INSTRUCTIONS TO FOLLOW:
Repeat the records below exactly, leaving out any pictures.

PROVIDED RECORDS:
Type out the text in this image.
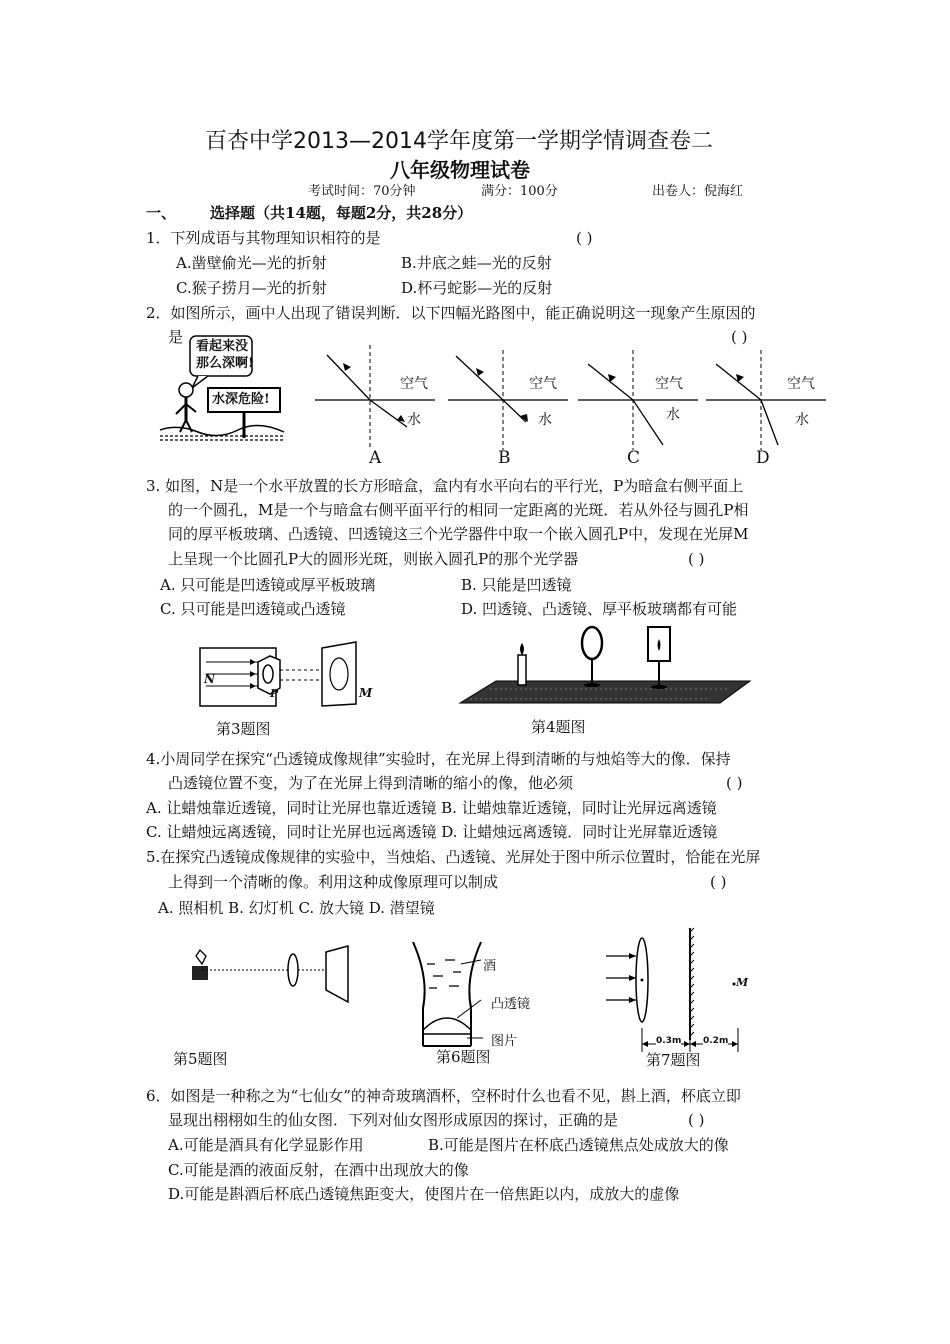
百杏中学2013—2014学年度第一学期学情调查卷二
八年级物理试卷
考试时间：70分钟	满分：100分	出卷人：倪海红
一、 选择题（共14题，每题2分，共28分）
1．下列成语与其物理知识相符的是	( )
A.凿壁偷光—光的折射	B.井底之蛙—光的反射
C.猴子捞月—光的折射	D.杯弓蛇影—光的反射
2．如图所示，画中人出现了错误判断．以下四幅光路图中，能正确说明这一现象产生原因的
是	( )
看起来没
那么深啊!
水深危险!
空气
水
空气
水
空气
水
空气
水
A	B	C	D
3. 如图，N是一个水平放置的长方形暗盒，盒内有水平向右的平行光，P为暗盒右侧平面上
的一个圆孔，M是一个与暗盒右侧平面平行的相同一定距离的光斑．若从外径与圆孔P相
同的厚平板玻璃、凸透镜、凹透镜这三个光学器件中取一个嵌入圆孔P中，发现在光屏M
上呈现一个比圆孔P大的圆形光斑，则嵌入圆孔P的那个光学器	( )
A. 只可能是凹透镜或厚平板玻璃	B. 只能是凹透镜
C. 只可能是凹透镜或凸透镜	D. 凹透镜、凸透镜、厚平板玻璃都有可能
N
P	M
第3题图	第4题图
4.小周同学在探究“凸透镜成像规律”实验时，在光屏上得到清晰的与烛焰等大的像．保持
凸透镜位置不变，为了在光屏上得到清晰的缩小的像，他必须	( )
A. 让蜡烛靠近透镜，同时让光屏也靠近透镜 B. 让蜡烛靠近透镜，同时让光屏远离透镜
C. 让蜡烛远离透镜，同时让光屏也远离透镜 D. 让蜡烛远离透镜．同时让光屏靠近透镜
5.在探究凸透镜成像规律的实验中，当烛焰、凸透镜、光屏处于图中所示位置时，恰能在光屏
上得到一个清晰的像。利用这种成像原理可以制成	( )
A. 照相机 B. 幻灯机 C. 放大镜 D. 潜望镜
酒
凸透镜
图片
M
0.3m 0.2m
第5题图	第6题图	第7题图
6．如图是一种称之为“七仙女”的神奇玻璃酒杯，空杯时什么也看不见，斟上酒，杯底立即
显现出栩栩如生的仙女图．下列对仙女图形成原因的探讨，正确的是	( )
A.可能是酒具有化学显影作用	B.可能是图片在杯底凸透镜焦点处成放大的像
C.可能是酒的液面反射，在酒中出现放大的像
D.可能是斟酒后杯底凸透镜焦距变大，使图片在一倍焦距以内，成放大的虚像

THE RESULT:
Type out the text in this image.
百杏中学2013—2014学年度第一学期学情调查卷二
八年级物理试卷
考试时间：70分钟	满分：100分	出卷人：倪海红
一、 选择题（共14题，每题2分，共28分）
1．下列成语与其物理知识相符的是	( )
A.凿壁偷光—光的折射	B.井底之蛙—光的反射
C.猴子捞月—光的折射	D.杯弓蛇影—光的反射
2．如图所示，画中人出现了错误判断．以下四幅光路图中，能正确说明这一现象产生原因的
是	( )
看起来没
那么深啊!
水深危险!
空气
水
空气
水
空气
水
空气
水
A	B	C	D
3. 如图，N是一个水平放置的长方形暗盒，盒内有水平向右的平行光，P为暗盒右侧平面上
的一个圆孔，M是一个与暗盒右侧平面平行的相同一定距离的光斑．若从外径与圆孔P相
同的厚平板玻璃、凸透镜、凹透镜这三个光学器件中取一个嵌入圆孔P中，发现在光屏M
上呈现一个比圆孔P大的圆形光斑，则嵌入圆孔P的那个光学器	( )
A. 只可能是凹透镜或厚平板玻璃	B. 只能是凹透镜
C. 只可能是凹透镜或凸透镜	D. 凹透镜、凸透镜、厚平板玻璃都有可能
N
P	M
第3题图	第4题图
4.小周同学在探究“凸透镜成像规律”实验时，在光屏上得到清晰的与烛焰等大的像．保持
凸透镜位置不变，为了在光屏上得到清晰的缩小的像，他必须	( )
A. 让蜡烛靠近透镜，同时让光屏也靠近透镜 B. 让蜡烛靠近透镜，同时让光屏远离透镜
C. 让蜡烛远离透镜，同时让光屏也远离透镜 D. 让蜡烛远离透镜．同时让光屏靠近透镜
5.在探究凸透镜成像规律的实验中，当烛焰、凸透镜、光屏处于图中所示位置时，恰能在光屏
上得到一个清晰的像。利用这种成像原理可以制成	( )
A. 照相机 B. 幻灯机 C. 放大镜 D. 潜望镜
酒
凸透镜
图片
M
0.3m 0.2m
第5题图	第6题图	第7题图
6．如图是一种称之为“七仙女”的神奇玻璃酒杯，空杯时什么也看不见，斟上酒，杯底立即
显现出栩栩如生的仙女图．下列对仙女图形成原因的探讨，正确的是	( )
A.可能是酒具有化学显影作用	B.可能是图片在杯底凸透镜焦点处成放大的像
C.可能是酒的液面反射，在酒中出现放大的像
D.可能是斟酒后杯底凸透镜焦距变大，使图片在一倍焦距以内，成放大的虚像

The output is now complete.